--- Start SOURCE MATERIAL ---

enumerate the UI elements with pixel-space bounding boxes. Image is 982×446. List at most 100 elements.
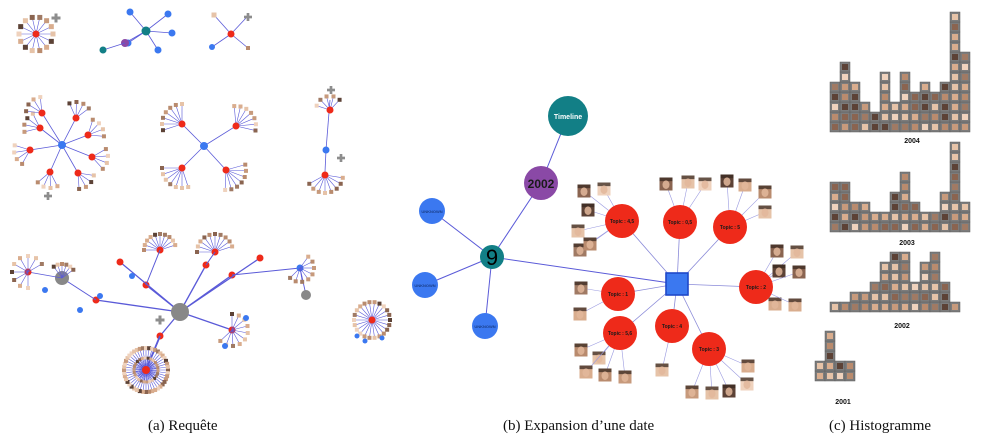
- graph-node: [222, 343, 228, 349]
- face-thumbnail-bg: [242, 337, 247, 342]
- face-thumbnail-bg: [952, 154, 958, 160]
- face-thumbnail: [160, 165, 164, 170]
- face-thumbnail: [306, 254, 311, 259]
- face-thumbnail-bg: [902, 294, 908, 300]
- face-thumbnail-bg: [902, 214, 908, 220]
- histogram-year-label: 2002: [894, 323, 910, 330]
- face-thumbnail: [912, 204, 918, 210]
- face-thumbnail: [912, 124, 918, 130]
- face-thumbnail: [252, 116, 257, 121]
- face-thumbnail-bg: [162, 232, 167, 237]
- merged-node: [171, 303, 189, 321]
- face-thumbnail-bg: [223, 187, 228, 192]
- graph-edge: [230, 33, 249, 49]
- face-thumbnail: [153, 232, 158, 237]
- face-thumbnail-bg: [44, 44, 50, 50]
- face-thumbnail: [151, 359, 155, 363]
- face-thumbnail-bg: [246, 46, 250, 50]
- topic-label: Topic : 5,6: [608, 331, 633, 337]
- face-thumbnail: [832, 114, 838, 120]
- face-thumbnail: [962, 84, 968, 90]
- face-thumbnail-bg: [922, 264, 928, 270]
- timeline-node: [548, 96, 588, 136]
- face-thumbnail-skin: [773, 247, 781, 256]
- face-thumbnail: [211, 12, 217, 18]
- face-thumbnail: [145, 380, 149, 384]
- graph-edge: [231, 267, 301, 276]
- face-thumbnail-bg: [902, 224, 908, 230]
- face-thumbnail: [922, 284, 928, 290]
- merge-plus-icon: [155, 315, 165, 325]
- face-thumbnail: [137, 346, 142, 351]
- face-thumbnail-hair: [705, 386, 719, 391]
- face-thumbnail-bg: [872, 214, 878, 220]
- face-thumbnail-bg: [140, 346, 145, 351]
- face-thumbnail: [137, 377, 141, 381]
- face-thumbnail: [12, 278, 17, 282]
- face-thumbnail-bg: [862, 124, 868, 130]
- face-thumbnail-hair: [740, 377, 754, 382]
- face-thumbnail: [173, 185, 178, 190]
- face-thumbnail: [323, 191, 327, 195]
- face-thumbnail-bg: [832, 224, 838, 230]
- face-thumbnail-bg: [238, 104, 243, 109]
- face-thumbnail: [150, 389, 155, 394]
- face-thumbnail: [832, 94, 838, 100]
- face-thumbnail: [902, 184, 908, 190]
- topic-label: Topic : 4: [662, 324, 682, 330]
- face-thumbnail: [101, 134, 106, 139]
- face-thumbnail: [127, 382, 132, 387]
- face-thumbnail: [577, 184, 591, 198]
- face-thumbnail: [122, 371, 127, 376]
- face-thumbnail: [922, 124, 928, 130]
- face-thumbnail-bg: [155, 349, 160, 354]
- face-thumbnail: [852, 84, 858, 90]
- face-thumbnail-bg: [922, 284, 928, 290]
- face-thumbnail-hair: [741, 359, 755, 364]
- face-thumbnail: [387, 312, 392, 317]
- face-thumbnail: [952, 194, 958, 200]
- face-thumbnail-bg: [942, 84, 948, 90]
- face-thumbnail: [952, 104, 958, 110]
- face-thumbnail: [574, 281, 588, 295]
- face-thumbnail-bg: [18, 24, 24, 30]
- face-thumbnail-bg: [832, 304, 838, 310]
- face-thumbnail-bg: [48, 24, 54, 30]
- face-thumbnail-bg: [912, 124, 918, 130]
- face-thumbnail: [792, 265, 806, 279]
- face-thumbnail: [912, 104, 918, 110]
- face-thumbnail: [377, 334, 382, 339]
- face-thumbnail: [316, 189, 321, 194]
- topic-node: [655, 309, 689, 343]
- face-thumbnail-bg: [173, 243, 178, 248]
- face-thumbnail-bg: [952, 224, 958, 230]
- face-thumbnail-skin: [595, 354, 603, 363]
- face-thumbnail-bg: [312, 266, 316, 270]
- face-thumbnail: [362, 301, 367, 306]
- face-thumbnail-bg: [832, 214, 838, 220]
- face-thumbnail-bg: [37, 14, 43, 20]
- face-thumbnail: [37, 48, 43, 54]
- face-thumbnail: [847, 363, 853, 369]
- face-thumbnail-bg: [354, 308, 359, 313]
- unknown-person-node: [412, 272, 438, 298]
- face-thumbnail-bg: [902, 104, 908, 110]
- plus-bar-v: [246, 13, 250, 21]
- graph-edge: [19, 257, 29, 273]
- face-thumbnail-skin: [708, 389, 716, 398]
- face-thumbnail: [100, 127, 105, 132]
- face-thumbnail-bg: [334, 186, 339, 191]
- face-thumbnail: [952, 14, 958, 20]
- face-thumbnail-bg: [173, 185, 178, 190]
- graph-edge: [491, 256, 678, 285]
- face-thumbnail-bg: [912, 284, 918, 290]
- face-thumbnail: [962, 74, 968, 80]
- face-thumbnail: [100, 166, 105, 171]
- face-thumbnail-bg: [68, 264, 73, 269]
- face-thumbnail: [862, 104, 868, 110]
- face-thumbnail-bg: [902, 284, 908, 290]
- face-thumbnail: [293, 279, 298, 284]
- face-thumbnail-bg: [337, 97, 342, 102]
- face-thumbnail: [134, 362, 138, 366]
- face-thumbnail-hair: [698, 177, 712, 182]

--- End SOURCE MATERIAL ---
--- Start SOURCE MATERIAL ---

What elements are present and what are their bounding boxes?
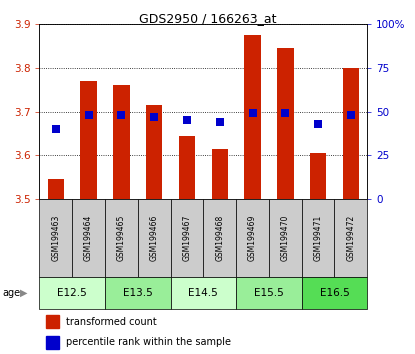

--- End SOURCE MATERIAL ---

SET PROBLEM: Copy the material word for word, from the line with "enumerate the UI" to the line with "- face-thumbnail-bg: [922, 284, 928, 290]", including both of those lines, and leave out the pictures.

RESPONSE:
enumerate the UI elements with pixel-space bounding boxes. Image is 982×446. List at most 100 elements.
- graph-node: [222, 343, 228, 349]
- face-thumbnail-bg: [242, 337, 247, 342]
- face-thumbnail-bg: [952, 154, 958, 160]
- face-thumbnail: [160, 165, 164, 170]
- face-thumbnail: [306, 254, 311, 259]
- face-thumbnail-bg: [902, 294, 908, 300]
- face-thumbnail-bg: [902, 214, 908, 220]
- histogram-year-label: 2002: [894, 323, 910, 330]
- face-thumbnail: [912, 204, 918, 210]
- face-thumbnail: [912, 124, 918, 130]
- face-thumbnail: [252, 116, 257, 121]
- face-thumbnail-bg: [162, 232, 167, 237]
- merged-node: [171, 303, 189, 321]
- face-thumbnail-bg: [223, 187, 228, 192]
- graph-edge: [230, 33, 249, 49]
- face-thumbnail: [153, 232, 158, 237]
- face-thumbnail-bg: [44, 44, 50, 50]
- face-thumbnail: [151, 359, 155, 363]
- face-thumbnail-bg: [246, 46, 250, 50]
- topic-label: Topic : 5,6: [608, 331, 633, 337]
- face-thumbnail: [832, 114, 838, 120]
- face-thumbnail: [962, 84, 968, 90]
- face-thumbnail-bg: [922, 264, 928, 270]
- timeline-node: [548, 96, 588, 136]
- face-thumbnail-skin: [773, 247, 781, 256]
- face-thumbnail: [211, 12, 217, 18]
- face-thumbnail: [145, 380, 149, 384]
- graph-edge: [231, 267, 301, 276]
- face-thumbnail-bg: [902, 224, 908, 230]
- face-thumbnail: [922, 284, 928, 290]
- merge-plus-icon: [155, 315, 165, 325]
- face-thumbnail: [137, 346, 142, 351]
- face-thumbnail-hair: [705, 386, 719, 391]
- face-thumbnail-bg: [872, 214, 878, 220]
- face-thumbnail-bg: [140, 346, 145, 351]
- face-thumbnail: [137, 377, 141, 381]
- face-thumbnail: [12, 278, 17, 282]
- face-thumbnail-bg: [862, 124, 868, 130]
- face-thumbnail-hair: [740, 377, 754, 382]
- face-thumbnail: [173, 185, 178, 190]
- face-thumbnail: [323, 191, 327, 195]
- face-thumbnail-bg: [832, 224, 838, 230]
- face-thumbnail-bg: [238, 104, 243, 109]
- face-thumbnail: [150, 389, 155, 394]
- face-thumbnail: [832, 94, 838, 100]
- face-thumbnail: [902, 184, 908, 190]
- topic-label: Topic : 4: [662, 324, 682, 330]
- face-thumbnail: [101, 134, 106, 139]
- face-thumbnail: [127, 382, 132, 387]
- face-thumbnail: [577, 184, 591, 198]
- face-thumbnail: [122, 371, 127, 376]
- face-thumbnail: [922, 124, 928, 130]
- face-thumbnail-bg: [155, 349, 160, 354]
- face-thumbnail: [852, 84, 858, 90]
- face-thumbnail-bg: [922, 284, 928, 290]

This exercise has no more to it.